## What you have to do
Reproduce the entire listing word for word.

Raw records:
** begin **
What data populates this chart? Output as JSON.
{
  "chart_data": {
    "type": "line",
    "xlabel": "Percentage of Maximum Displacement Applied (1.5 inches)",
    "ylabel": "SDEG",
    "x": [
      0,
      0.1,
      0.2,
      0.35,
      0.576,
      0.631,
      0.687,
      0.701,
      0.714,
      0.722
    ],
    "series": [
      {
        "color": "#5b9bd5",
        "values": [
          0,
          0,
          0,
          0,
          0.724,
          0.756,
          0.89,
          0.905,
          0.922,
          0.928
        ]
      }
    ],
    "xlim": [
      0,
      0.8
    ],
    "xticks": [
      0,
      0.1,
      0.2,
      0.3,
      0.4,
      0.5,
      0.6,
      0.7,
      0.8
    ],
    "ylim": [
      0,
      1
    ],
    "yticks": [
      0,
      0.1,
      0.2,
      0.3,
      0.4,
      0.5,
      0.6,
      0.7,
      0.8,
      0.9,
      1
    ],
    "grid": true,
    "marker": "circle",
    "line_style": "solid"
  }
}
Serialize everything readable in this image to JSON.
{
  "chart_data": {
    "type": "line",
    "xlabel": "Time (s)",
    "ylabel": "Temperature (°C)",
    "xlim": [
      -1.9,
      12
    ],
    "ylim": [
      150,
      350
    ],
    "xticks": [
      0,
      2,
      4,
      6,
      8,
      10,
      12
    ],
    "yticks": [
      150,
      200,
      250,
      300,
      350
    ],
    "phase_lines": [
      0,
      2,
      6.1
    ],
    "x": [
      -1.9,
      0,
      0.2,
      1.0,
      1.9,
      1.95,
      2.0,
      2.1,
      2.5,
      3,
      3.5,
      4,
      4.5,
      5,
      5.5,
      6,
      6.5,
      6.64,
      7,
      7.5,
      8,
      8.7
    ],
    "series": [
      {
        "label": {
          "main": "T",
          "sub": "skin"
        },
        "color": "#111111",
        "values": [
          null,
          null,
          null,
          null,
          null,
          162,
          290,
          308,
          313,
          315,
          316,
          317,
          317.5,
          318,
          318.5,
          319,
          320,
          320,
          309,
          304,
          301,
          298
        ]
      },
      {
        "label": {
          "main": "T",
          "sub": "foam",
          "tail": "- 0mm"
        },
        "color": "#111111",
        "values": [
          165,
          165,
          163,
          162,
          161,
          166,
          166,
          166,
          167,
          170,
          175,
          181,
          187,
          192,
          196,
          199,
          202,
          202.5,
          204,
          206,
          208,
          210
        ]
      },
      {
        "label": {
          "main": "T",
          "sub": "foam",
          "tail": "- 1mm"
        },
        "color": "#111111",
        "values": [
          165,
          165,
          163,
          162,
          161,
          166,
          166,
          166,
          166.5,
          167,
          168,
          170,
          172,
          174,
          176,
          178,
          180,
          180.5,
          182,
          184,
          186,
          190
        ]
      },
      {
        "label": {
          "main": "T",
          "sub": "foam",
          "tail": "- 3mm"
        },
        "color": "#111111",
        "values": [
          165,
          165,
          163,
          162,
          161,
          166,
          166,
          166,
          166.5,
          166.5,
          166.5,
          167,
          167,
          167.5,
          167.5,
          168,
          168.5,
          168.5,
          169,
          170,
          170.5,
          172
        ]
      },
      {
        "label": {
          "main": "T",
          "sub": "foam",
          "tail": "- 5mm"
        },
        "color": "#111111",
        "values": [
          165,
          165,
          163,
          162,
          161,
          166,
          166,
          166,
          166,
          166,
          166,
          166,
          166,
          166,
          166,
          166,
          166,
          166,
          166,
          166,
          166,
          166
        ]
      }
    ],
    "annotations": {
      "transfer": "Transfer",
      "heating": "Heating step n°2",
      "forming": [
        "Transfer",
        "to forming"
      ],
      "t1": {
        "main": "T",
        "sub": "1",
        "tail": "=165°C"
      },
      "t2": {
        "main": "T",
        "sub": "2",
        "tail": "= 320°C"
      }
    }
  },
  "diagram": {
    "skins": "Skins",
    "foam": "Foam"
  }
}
** end **
## Answer to the problem
What data populates this chart? Output as JSON.
{
  "chart_data": {
    "type": "line",
    "xlabel": "Percentage of Maximum Displacement Applied (1.5 inches)",
    "ylabel": "SDEG",
    "x": [
      0,
      0.1,
      0.2,
      0.35,
      0.576,
      0.631,
      0.687,
      0.701,
      0.714,
      0.722
    ],
    "series": [
      {
        "color": "#5b9bd5",
        "values": [
          0,
          0,
          0,
          0,
          0.724,
          0.756,
          0.89,
          0.905,
          0.922,
          0.928
        ]
      }
    ],
    "xlim": [
      0,
      0.8
    ],
    "xticks": [
      0,
      0.1,
      0.2,
      0.3,
      0.4,
      0.5,
      0.6,
      0.7,
      0.8
    ],
    "ylim": [
      0,
      1
    ],
    "yticks": [
      0,
      0.1,
      0.2,
      0.3,
      0.4,
      0.5,
      0.6,
      0.7,
      0.8,
      0.9,
      1
    ],
    "grid": true,
    "marker": "circle",
    "line_style": "solid"
  }
}
Serialize everything readable in this image to JSON.
{
  "chart_data": {
    "type": "line",
    "xlabel": "Time (s)",
    "ylabel": "Temperature (°C)",
    "xlim": [
      -1.9,
      12
    ],
    "ylim": [
      150,
      350
    ],
    "xticks": [
      0,
      2,
      4,
      6,
      8,
      10,
      12
    ],
    "yticks": [
      150,
      200,
      250,
      300,
      350
    ],
    "phase_lines": [
      0,
      2,
      6.1
    ],
    "x": [
      -1.9,
      0,
      0.2,
      1.0,
      1.9,
      1.95,
      2.0,
      2.1,
      2.5,
      3,
      3.5,
      4,
      4.5,
      5,
      5.5,
      6,
      6.5,
      6.64,
      7,
      7.5,
      8,
      8.7
    ],
    "series": [
      {
        "label": {
          "main": "T",
          "sub": "skin"
        },
        "color": "#111111",
        "values": [
          null,
          null,
          null,
          null,
          null,
          162,
          290,
          308,
          313,
          315,
          316,
          317,
          317.5,
          318,
          318.5,
          319,
          320,
          320,
          309,
          304,
          301,
          298
        ]
      },
      {
        "label": {
          "main": "T",
          "sub": "foam",
          "tail": "- 0mm"
        },
        "color": "#111111",
        "values": [
          165,
          165,
          163,
          162,
          161,
          166,
          166,
          166,
          167,
          170,
          175,
          181,
          187,
          192,
          196,
          199,
          202,
          202.5,
          204,
          206,
          208,
          210
        ]
      },
      {
        "label": {
          "main": "T",
          "sub": "foam",
          "tail": "- 1mm"
        },
        "color": "#111111",
        "values": [
          165,
          165,
          163,
          162,
          161,
          166,
          166,
          166,
          166.5,
          167,
          168,
          170,
          172,
          174,
          176,
          178,
          180,
          180.5,
          182,
          184,
          186,
          190
        ]
      },
      {
        "label": {
          "main": "T",
          "sub": "foam",
          "tail": "- 3mm"
        },
        "color": "#111111",
        "values": [
          165,
          165,
          163,
          162,
          161,
          166,
          166,
          166,
          166.5,
          166.5,
          166.5,
          167,
          167,
          167.5,
          167.5,
          168,
          168.5,
          168.5,
          169,
          170,
          170.5,
          172
        ]
      },
      {
        "label": {
          "main": "T",
          "sub": "foam",
          "tail": "- 5mm"
        },
        "color": "#111111",
        "values": [
          165,
          165,
          163,
          162,
          161,
          166,
          166,
          166,
          166,
          166,
          166,
          166,
          166,
          166,
          166,
          166,
          166,
          166,
          166,
          166,
          166,
          166
        ]
      }
    ],
    "annotations": {
      "transfer": "Transfer",
      "heating": "Heating step n°2",
      "forming": [
        "Transfer",
        "to forming"
      ],
      "t1": {
        "main": "T",
        "sub": "1",
        "tail": "=165°C"
      },
      "t2": {
        "main": "T",
        "sub": "2",
        "tail": "= 320°C"
      }
    }
  },
  "diagram": {
    "skins": "Skins",
    "foam": "Foam"
  }
}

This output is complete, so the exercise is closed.